* START Records for processing *
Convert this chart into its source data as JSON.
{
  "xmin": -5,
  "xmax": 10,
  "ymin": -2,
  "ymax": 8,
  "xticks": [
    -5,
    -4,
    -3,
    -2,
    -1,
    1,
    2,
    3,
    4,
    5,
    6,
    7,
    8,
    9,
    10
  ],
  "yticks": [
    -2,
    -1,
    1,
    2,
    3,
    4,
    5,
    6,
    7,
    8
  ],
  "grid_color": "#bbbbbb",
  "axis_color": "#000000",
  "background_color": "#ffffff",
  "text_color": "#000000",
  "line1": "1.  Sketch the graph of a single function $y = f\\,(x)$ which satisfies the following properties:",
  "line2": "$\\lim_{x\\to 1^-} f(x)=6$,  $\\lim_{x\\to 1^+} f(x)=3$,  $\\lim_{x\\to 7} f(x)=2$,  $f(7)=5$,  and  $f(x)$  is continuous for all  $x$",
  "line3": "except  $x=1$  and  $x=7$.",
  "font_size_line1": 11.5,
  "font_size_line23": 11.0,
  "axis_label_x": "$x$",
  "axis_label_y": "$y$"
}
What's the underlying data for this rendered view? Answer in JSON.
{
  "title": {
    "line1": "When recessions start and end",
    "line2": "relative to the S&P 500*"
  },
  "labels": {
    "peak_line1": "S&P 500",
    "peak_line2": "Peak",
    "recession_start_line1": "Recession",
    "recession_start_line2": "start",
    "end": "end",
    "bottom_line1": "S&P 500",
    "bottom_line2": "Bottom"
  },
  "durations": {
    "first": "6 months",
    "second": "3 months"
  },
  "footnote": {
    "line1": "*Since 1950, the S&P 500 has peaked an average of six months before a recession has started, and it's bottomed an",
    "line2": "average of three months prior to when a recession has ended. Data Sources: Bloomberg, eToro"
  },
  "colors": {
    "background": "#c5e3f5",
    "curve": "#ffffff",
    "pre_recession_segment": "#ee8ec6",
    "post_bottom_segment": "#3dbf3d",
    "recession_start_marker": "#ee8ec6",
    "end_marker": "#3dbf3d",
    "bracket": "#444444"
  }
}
* END Records for processing *
[Goal]
Starting with the line that contains "What's the underlying", print each line through the last one in the listing. Include both end lines and add nothing.

[Written answer]
What's the underlying data for this rendered view? Answer in JSON.
{
  "title": {
    "line1": "When recessions start and end",
    "line2": "relative to the S&P 500*"
  },
  "labels": {
    "peak_line1": "S&P 500",
    "peak_line2": "Peak",
    "recession_start_line1": "Recession",
    "recession_start_line2": "start",
    "end": "end",
    "bottom_line1": "S&P 500",
    "bottom_line2": "Bottom"
  },
  "durations": {
    "first": "6 months",
    "second": "3 months"
  },
  "footnote": {
    "line1": "*Since 1950, the S&P 500 has peaked an average of six months before a recession has started, and it's bottomed an",
    "line2": "average of three months prior to when a recession has ended. Data Sources: Bloomberg, eToro"
  },
  "colors": {
    "background": "#c5e3f5",
    "curve": "#ffffff",
    "pre_recession_segment": "#ee8ec6",
    "post_bottom_segment": "#3dbf3d",
    "recession_start_marker": "#ee8ec6",
    "end_marker": "#3dbf3d",
    "bracket": "#444444"
  }
}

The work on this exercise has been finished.